• YOUR GOAL: Set each record down exactly, excluding all images.

• AVAILABLE DATA:
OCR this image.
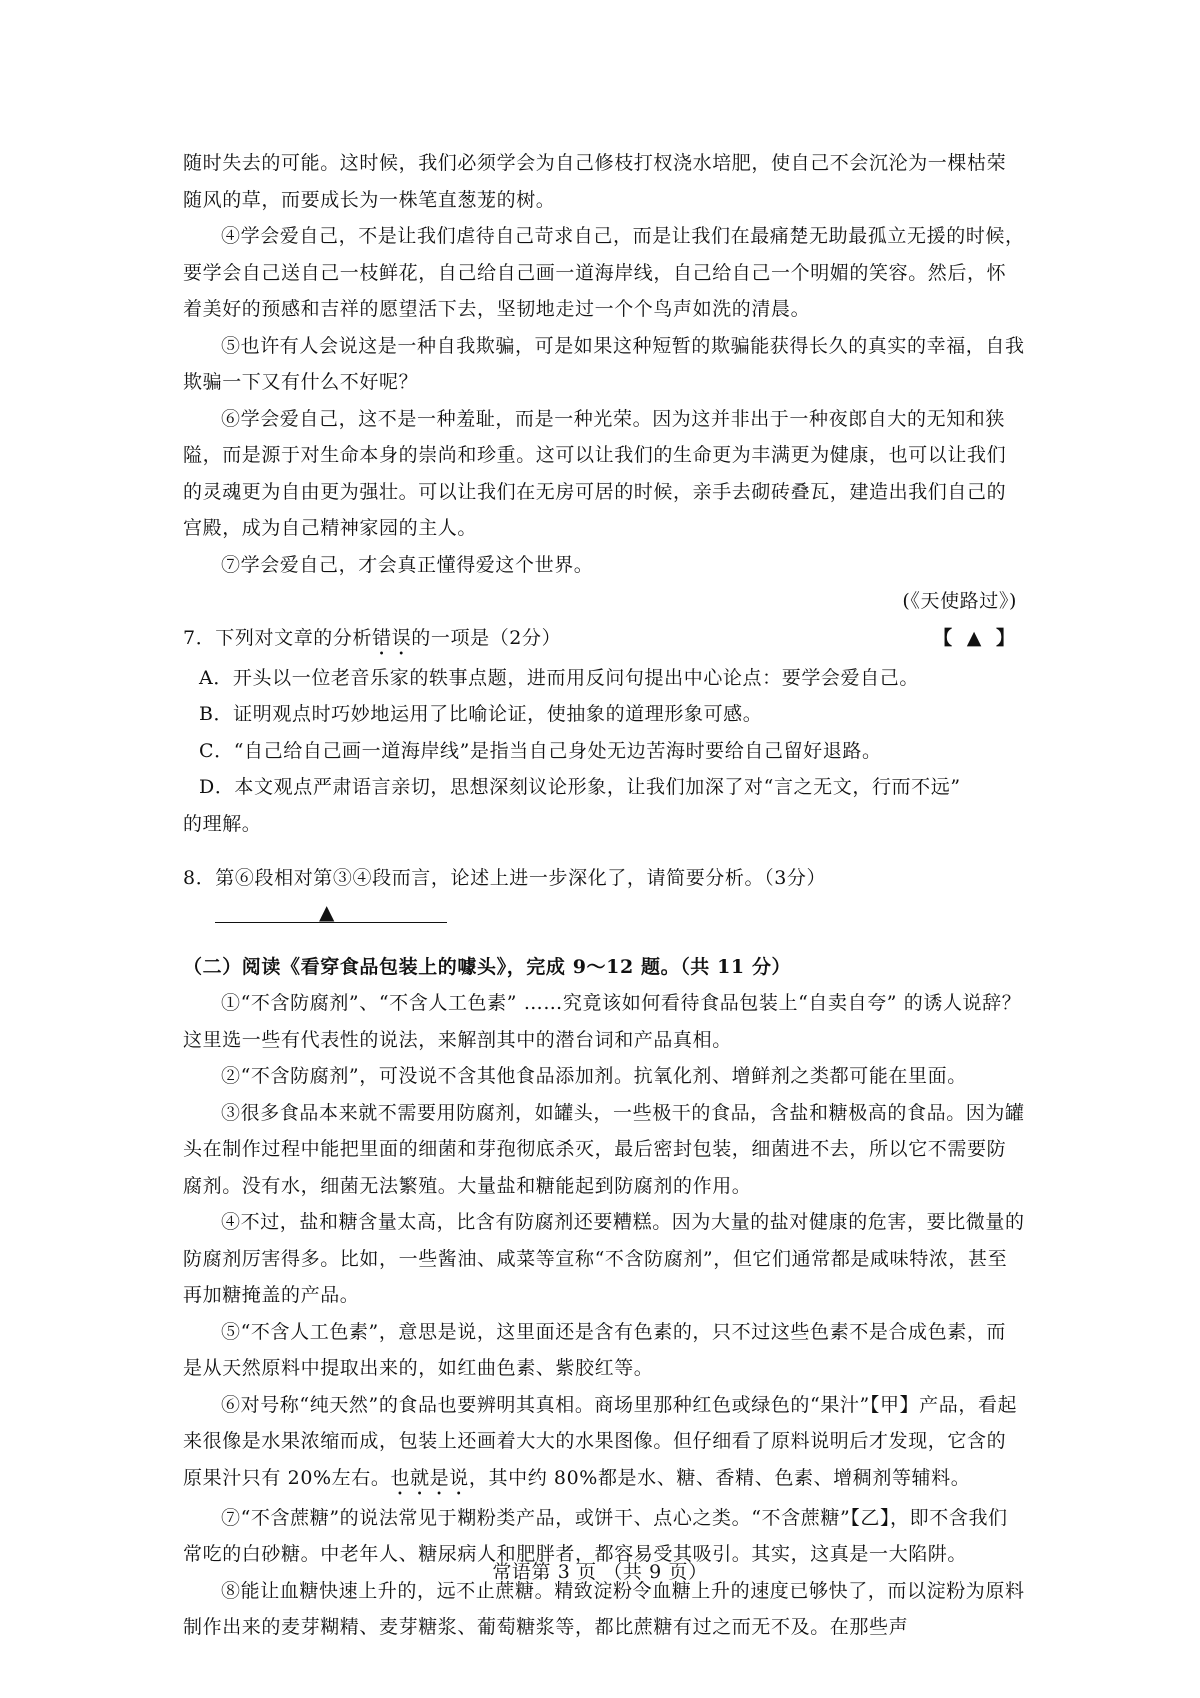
随时失去的可能。这时候，我们必须学会为自己修枝打杈浇水培肥，使自己不会沉沦为一棵枯荣随风的草，而要成长为一株笔直葱茏的树。

④学会爱自己，不是让我们虐待自己苛求自己，而是让我们在最痛楚无助最孤立无援的时候，要学会自己送自己一枝鲜花，自己给自己画一道海岸线，自己给自己一个明媚的笑容。然后，怀着美好的预感和吉祥的愿望活下去，坚韧地走过一个个鸟声如洗的清晨。

⑤也许有人会说这是一种自我欺骗，可是如果这种短暂的欺骗能获得长久的真实的幸福，自我欺骗一下又有什么不好呢？

⑥学会爱自己，这不是一种羞耻，而是一种光荣。因为这并非出于一种夜郎自大的无知和狭隘，而是源于对生命本身的崇尚和珍重。这可以让我们的生命更为丰满更为健康，也可以让我们的灵魂更为自由更为强壮。可以让我们在无房可居的时候，亲手去砌砖叠瓦，建造出我们自己的宫殿，成为自己精神家园的主人。

⑦学会爱自己，才会真正懂得爱这个世界。

(《天使路过》)

7．下列对文章的分析错误的一项是（2分）	【 ▲ 】

A．开头以一位老音乐家的轶事点题，进而用反问句提出中心论点：要学会爱自己。

B．证明观点时巧妙地运用了比喻论证，使抽象的道理形象可感。

C．“自己给自己画一道海岸线”是指当自己身处无边苦海时要给自己留好退路。

D．本文观点严肃语言亲切，思想深刻议论形象，让我们加深了对“言之无文，行而不远”

的理解。

8．第⑥段相对第③④段而言，论述上进一步深化了，请简要分析。（3分）

▲

（二）阅读《看穿食品包装上的噱头》，完成 9～12 题。（共 11 分）

①“不含防腐剂”、“不含人工色素” ……究竟该如何看待食品包装上“自卖自夸” 的诱人说辞？这里选一些有代表性的说法，来解剖其中的潜台词和产品真相。

②“不含防腐剂”，可没说不含其他食品添加剂。抗氧化剂、增鲜剂之类都可能在里面。

③很多食品本来就不需要用防腐剂，如罐头，一些极干的食品，含盐和糖极高的食品。因为罐头在制作过程中能把里面的细菌和芽孢彻底杀灭，最后密封包装，细菌进不去，所以它不需要防腐剂。没有水，细菌无法繁殖。大量盐和糖能起到防腐剂的作用。

④不过，盐和糖含量太高，比含有防腐剂还要糟糕。因为大量的盐对健康的危害，要比微量的防腐剂厉害得多。比如，一些酱油、咸菜等宣称“不含防腐剂”，但它们通常都是咸味特浓，甚至再加糖掩盖的产品。

⑤“不含人工色素”，意思是说，这里面还是含有色素的，只不过这些色素不是合成色素，而是从天然原料中提取出来的，如红曲色素、紫胶红等。

⑥对号称“纯天然”的食品也要辨明其真相。商场里那种红色或绿色的“果汁”【甲】产品，看起来很像是水果浓缩而成，包装上还画着大大的水果图像。但仔细看了原料说明后才发现，它含的原果汁只有 20%左右。也就是说，其中约 80%都是水、糖、香精、色素、增稠剂等辅料。

⑦“不含蔗糖”的说法常见于糊粉类产品，或饼干、点心之类。“不含蔗糖”【乙】，即不含我们常吃的白砂糖。中老年人、糖尿病人和肥胖者，都容易受其吸引。其实，这真是一大陷阱。

⑧能让血糖快速上升的，远不止蔗糖。精致淀粉令血糖上升的速度已够快了，而以淀粉为原料制作出来的麦芽糊精、麦芽糖浆、葡萄糖浆等，都比蔗糖有过之而无不及。在那些声

常语第 3 页 （共 9 页）
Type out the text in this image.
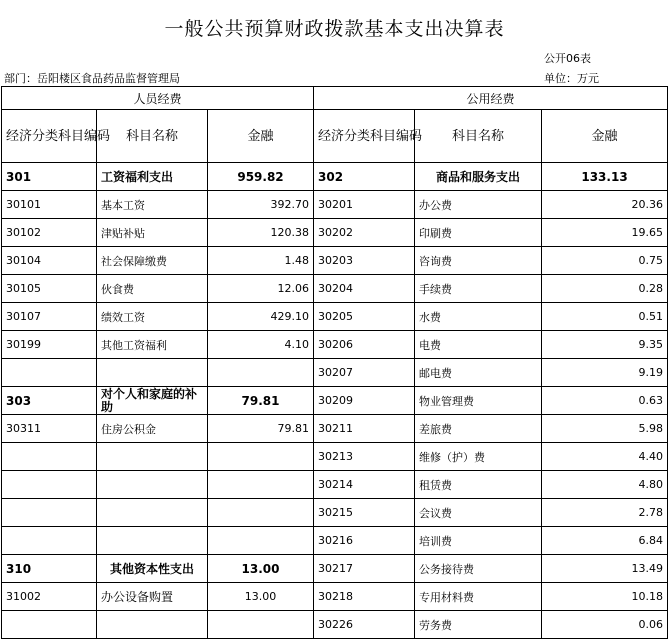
一般公共预算财政拨款基本支出决算表
公开06表
部门：岳阳楼区食品药品监督管理局	单位：万元
人员经费			公用经费		
经济分类科目编码	科目名称	金融	经济分类科目编码	科目名称	金融
301	工资福利支出	959.82	302	商品和服务支出	133.13
30101	基本工资	392.70	30201	办公费	20.36
30102	津贴补贴	120.38	30202	印刷费	19.65
30104	社会保障缴费	1.48	30203	咨询费	0.75
30105	伙食费	12.06	30204	手续费	0.28
30107	绩效工资	429.10	30205	水费	0.51
30199	其他工资福利	4.10	30206	电费	9.35
			30207	邮电费	9.19
303	对个人和家庭的补助	79.81	30209	物业管理费	0.63
30311	住房公积金	79.81	30211	差旅费	5.98
			30213	维修（护）费	4.40
			30214	租赁费	4.80
			30215	会议费	2.78
			30216	培训费	6.84
310	其他资本性支出	13.00	30217	公务接待费	13.49
31002	办公设备购置	13.00	30218	专用材料费	10.18
			30226	劳务费	0.06
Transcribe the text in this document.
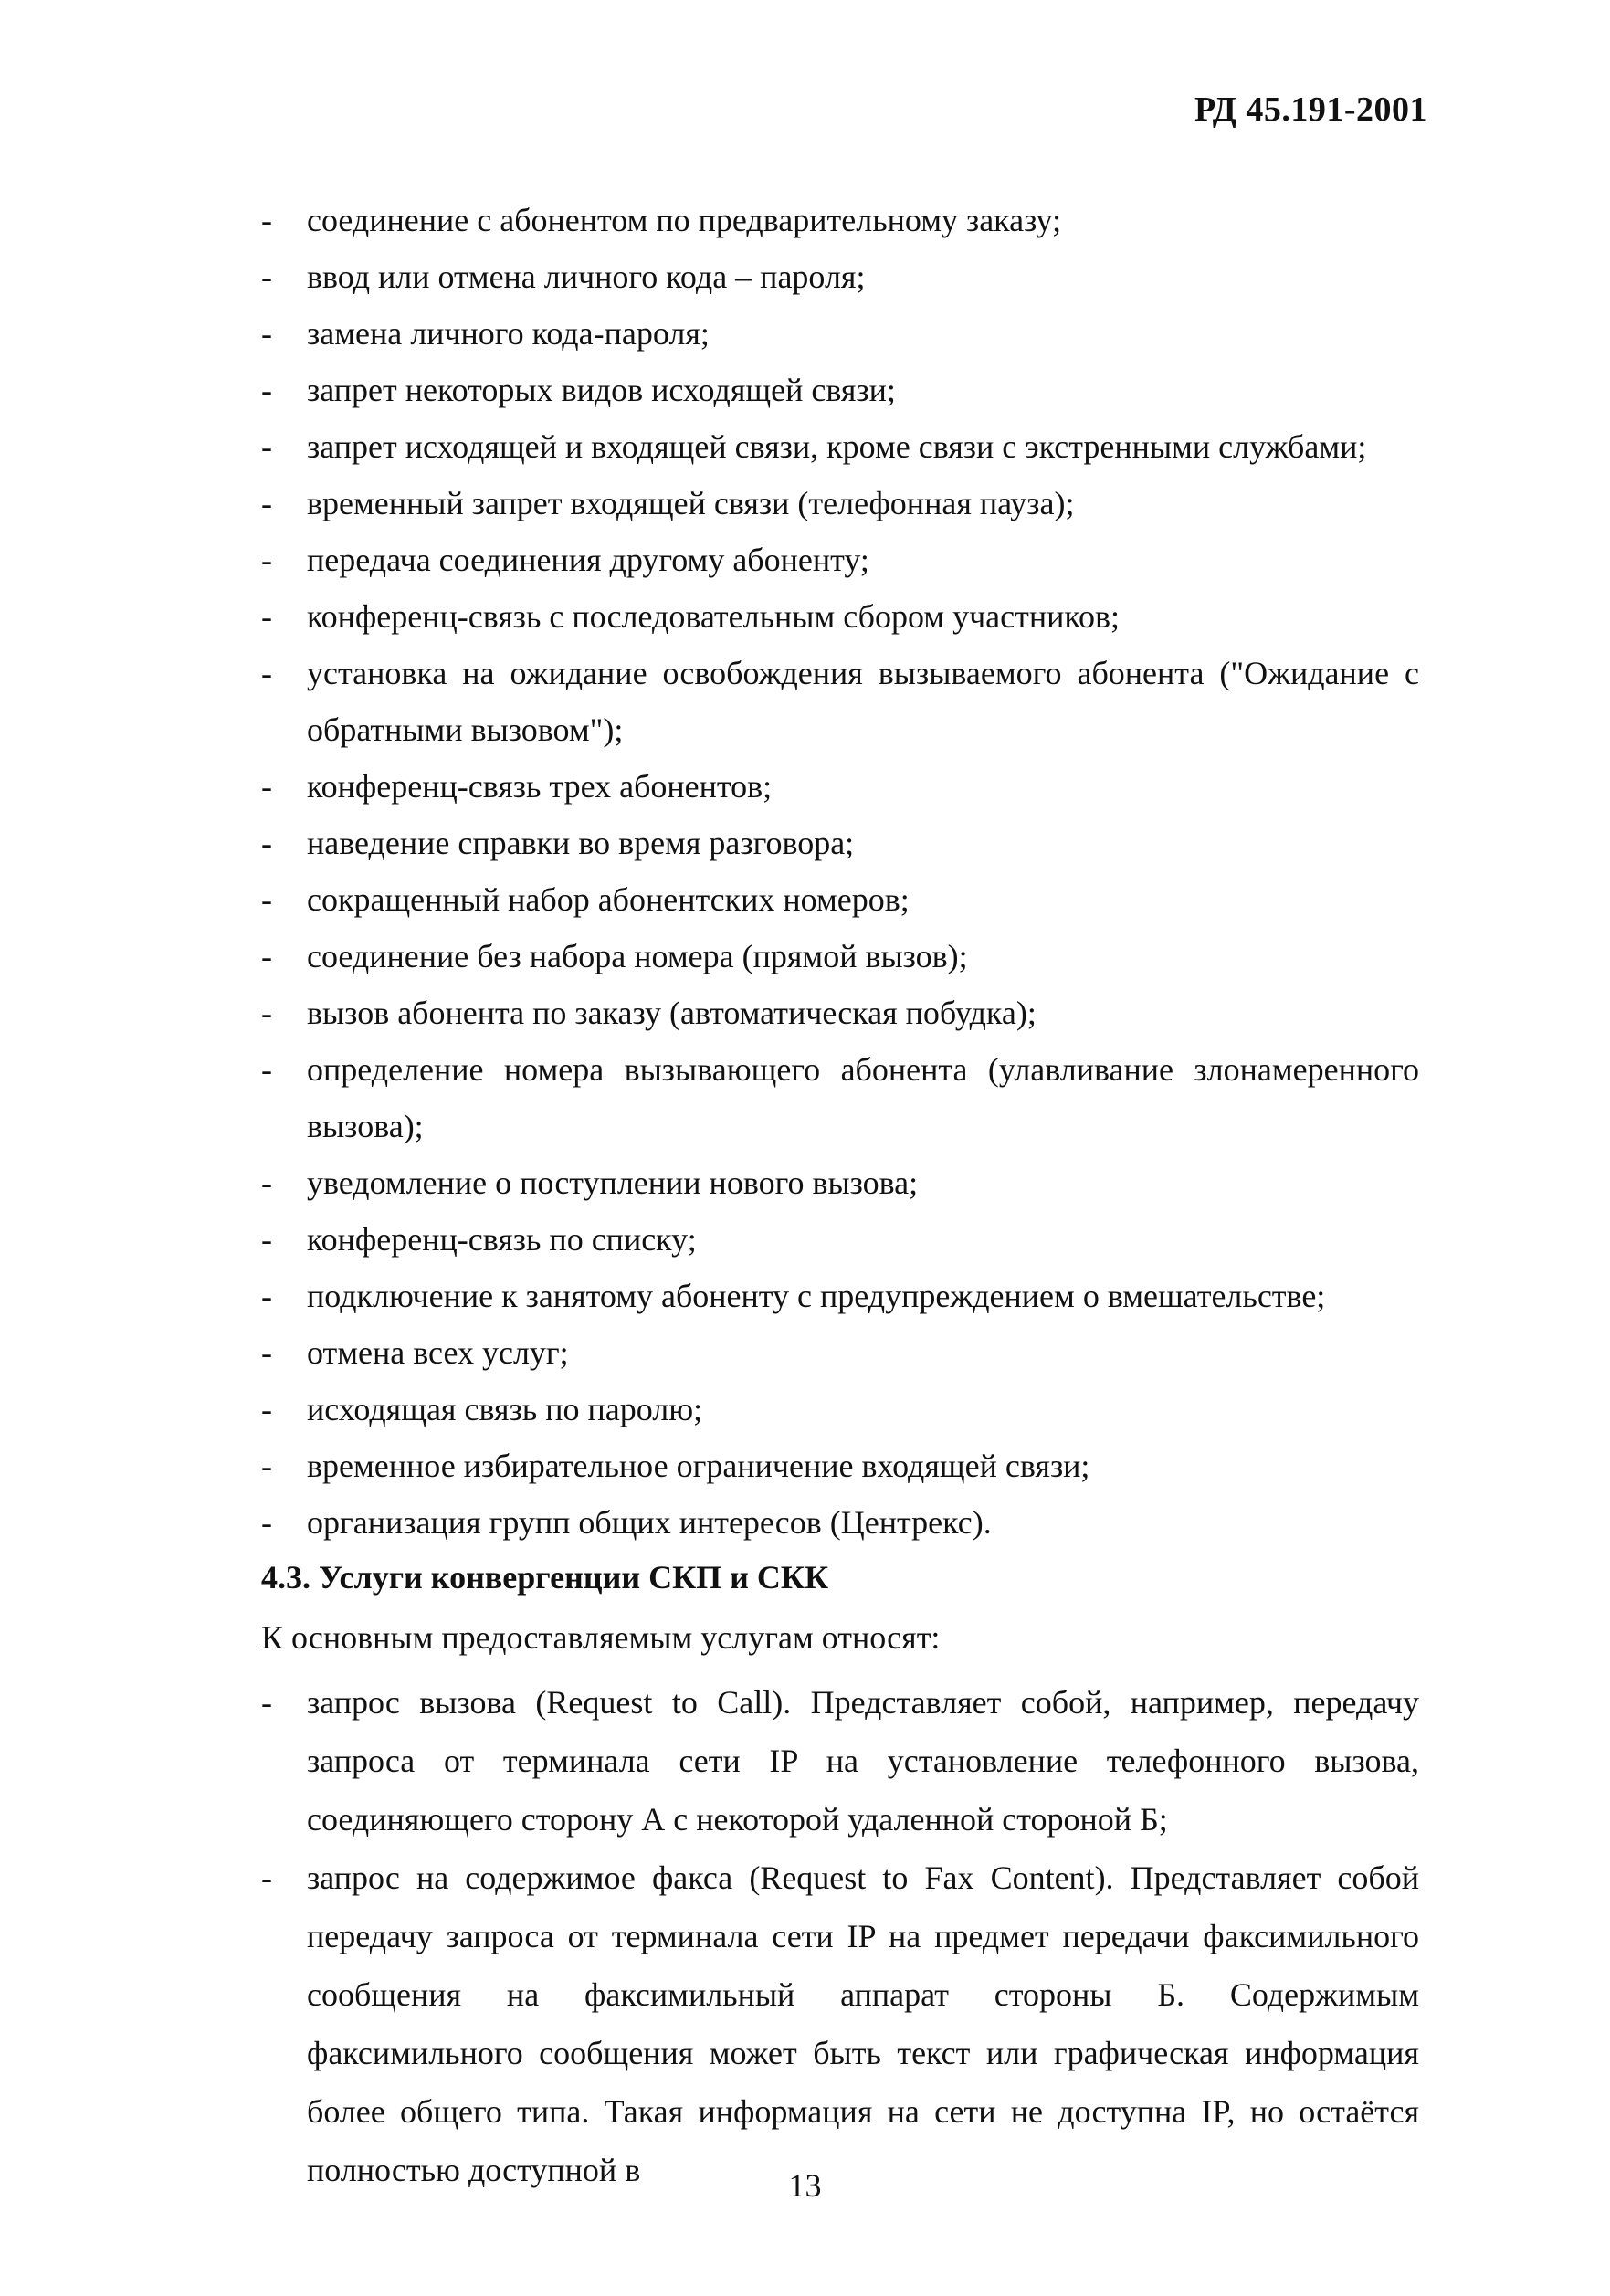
РД 45.191-2001
- соединение с абонентом по предварительному заказу;
- ввод или отмена личного кода – пароля;
- замена личного кода-пароля;
- запрет некоторых видов исходящей связи;
- запрет исходящей и входящей связи, кроме связи с экстренными службами;
- временный запрет входящей связи (телефонная пауза);
- передача соединения другому абоненту;
- конференц-связь с последовательным сбором участников;
- установка на ожидание освобождения вызываемого абонента ("Ожидание с обратными вызовом");
- конференц-связь трех абонентов;
- наведение справки во время разговора;
- сокращенный набор абонентских номеров;
- соединение без набора номера (прямой вызов);
- вызов абонента по заказу (автоматическая побудка);
- определение номера вызывающего абонента (улавливание злонамеренного вызова);
- уведомление о поступлении нового вызова;
- конференц-связь по списку;
- подключение к занятому абоненту с предупреждением о вмешательстве;
- отмена всех услуг;
- исходящая связь по паролю;
- временное избирательное ограничение входящей связи;
- организация групп общих интересов (Центрекс).
4.3. Услуги конвергенции СКП и СКК

К основным предоставляемым услугам относят:

- запрос вызова (Request to Call). Представляет собой, например, передачу запроса от терминала сети IP на установление телефонного вызова, соединяющего сторону А с некоторой удаленной стороной Б;
- запрос на содержимое факса (Request to Fax Content). Представляет собой передачу запроса от терминала сети IP на предмет передачи факсимильного сообщения на факсимильный аппарат стороны Б. Содержимым факсимильного сообщения может быть текст или графическая информация более общего типа. Такая информация на сети не доступна IP, но остаётся полностью доступной в	13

• RIGHT ANSWER:
OCR this image.
随时失去的可能。这时候，我们必须学会为自己修枝打杈浇水培肥，使自己不会沉沦为一棵枯荣随风的草，而要成长为一株笔直葱茏的树。

④学会爱自己，不是让我们虐待自己苛求自己，而是让我们在最痛楚无助最孤立无援的时候，要学会自己送自己一枝鲜花，自己给自己画一道海岸线，自己给自己一个明媚的笑容。然后，怀着美好的预感和吉祥的愿望活下去，坚韧地走过一个个鸟声如洗的清晨。

⑤也许有人会说这是一种自我欺骗，可是如果这种短暂的欺骗能获得长久的真实的幸福，自我欺骗一下又有什么不好呢？

⑥学会爱自己，这不是一种羞耻，而是一种光荣。因为这并非出于一种夜郎自大的无知和狭隘，而是源于对生命本身的崇尚和珍重。这可以让我们的生命更为丰满更为健康，也可以让我们的灵魂更为自由更为强壮。可以让我们在无房可居的时候，亲手去砌砖叠瓦，建造出我们自己的宫殿，成为自己精神家园的主人。

⑦学会爱自己，才会真正懂得爱这个世界。

(《天使路过》)

7．下列对文章的分析错误的一项是（2分）	【 ▲ 】

A．开头以一位老音乐家的轶事点题，进而用反问句提出中心论点：要学会爱自己。

B．证明观点时巧妙地运用了比喻论证，使抽象的道理形象可感。

C．“自己给自己画一道海岸线”是指当自己身处无边苦海时要给自己留好退路。

D．本文观点严肃语言亲切，思想深刻议论形象，让我们加深了对“言之无文，行而不远”

的理解。

8．第⑥段相对第③④段而言，论述上进一步深化了，请简要分析。（3分）

▲

（二）阅读《看穿食品包装上的噱头》，完成 9～12 题。（共 11 分）

①“不含防腐剂”、“不含人工色素” ……究竟该如何看待食品包装上“自卖自夸” 的诱人说辞？这里选一些有代表性的说法，来解剖其中的潜台词和产品真相。

②“不含防腐剂”，可没说不含其他食品添加剂。抗氧化剂、增鲜剂之类都可能在里面。

③很多食品本来就不需要用防腐剂，如罐头，一些极干的食品，含盐和糖极高的食品。因为罐头在制作过程中能把里面的细菌和芽孢彻底杀灭，最后密封包装，细菌进不去，所以它不需要防腐剂。没有水，细菌无法繁殖。大量盐和糖能起到防腐剂的作用。

④不过，盐和糖含量太高，比含有防腐剂还要糟糕。因为大量的盐对健康的危害，要比微量的防腐剂厉害得多。比如，一些酱油、咸菜等宣称“不含防腐剂”，但它们通常都是咸味特浓，甚至再加糖掩盖的产品。

⑤“不含人工色素”，意思是说，这里面还是含有色素的，只不过这些色素不是合成色素，而是从天然原料中提取出来的，如红曲色素、紫胶红等。

⑥对号称“纯天然”的食品也要辨明其真相。商场里那种红色或绿色的“果汁”【甲】产品，看起来很像是水果浓缩而成，包装上还画着大大的水果图像。但仔细看了原料说明后才发现，它含的原果汁只有 20%左右。也就是说，其中约 80%都是水、糖、香精、色素、增稠剂等辅料。

⑦“不含蔗糖”的说法常见于糊粉类产品，或饼干、点心之类。“不含蔗糖”【乙】，即不含我们常吃的白砂糖。中老年人、糖尿病人和肥胖者，都容易受其吸引。其实，这真是一大陷阱。

⑧能让血糖快速上升的，远不止蔗糖。精致淀粉令血糖上升的速度已够快了，而以淀粉为原料制作出来的麦芽糊精、麦芽糖浆、葡萄糖浆等，都比蔗糖有过之而无不及。在那些声

常语第 3 页 （共 9 页）
Type out the text in this image.
一般公共预算财政拨款基本支出决算表
公开06表
部门：岳阳楼区食品药品监督管理局	单位：万元
人员经费			公用经费		
经济分类科目编码	科目名称	金融	经济分类科目编码	科目名称	金融
301	工资福利支出	959.82	302	商品和服务支出	133.13
30101	基本工资	392.70	30201	办公费	20.36
30102	津贴补贴	120.38	30202	印刷费	19.65
30104	社会保障缴费	1.48	30203	咨询费	0.75
30105	伙食费	12.06	30204	手续费	0.28
30107	绩效工资	429.10	30205	水费	0.51
30199	其他工资福利	4.10	30206	电费	9.35
			30207	邮电费	9.19
303	对个人和家庭的补助	79.81	30209	物业管理费	0.63
30311	住房公积金	79.81	30211	差旅费	5.98
			30213	维修（护）费	4.40
			30214	租赁费	4.80
			30215	会议费	2.78
			30216	培训费	6.84
310	其他资本性支出	13.00	30217	公务接待费	13.49
31002	办公设备购置	13.00	30218	专用材料费	10.18
			30226	劳务费	0.06
Transcribe the text in this document.
РД 45.191-2001
- соединение с абонентом по предварительному заказу;
- ввод или отмена личного кода – пароля;
- замена личного кода-пароля;
- запрет некоторых видов исходящей связи;
- запрет исходящей и входящей связи, кроме связи с экстренными службами;
- временный запрет входящей связи (телефонная пауза);
- передача соединения другому абоненту;
- конференц-связь с последовательным сбором участников;
- установка на ожидание освобождения вызываемого абонента ("Ожидание с обратными вызовом");
- конференц-связь трех абонентов;
- наведение справки во время разговора;
- сокращенный набор абонентских номеров;
- соединение без набора номера (прямой вызов);
- вызов абонента по заказу (автоматическая побудка);
- определение номера вызывающего абонента (улавливание злонамеренного вызова);
- уведомление о поступлении нового вызова;
- конференц-связь по списку;
- подключение к занятому абоненту с предупреждением о вмешательстве;
- отмена всех услуг;
- исходящая связь по паролю;
- временное избирательное ограничение входящей связи;
- организация групп общих интересов (Центрекс).
4.3. Услуги конвергенции СКП и СКК

К основным предоставляемым услугам относят:

- запрос вызова (Request to Call). Представляет собой, например, передачу запроса от терминала сети IP на установление телефонного вызова, соединяющего сторону А с некоторой удаленной стороной Б;
- запрос на содержимое факса (Request to Fax Content). Представляет собой передачу запроса от терминала сети IP на предмет передачи факсимильного сообщения на факсимильный аппарат стороны Б. Содержимым факсимильного сообщения может быть текст или графическая информация более общего типа. Такая информация на сети не доступна IP, но остаётся полностью доступной в	13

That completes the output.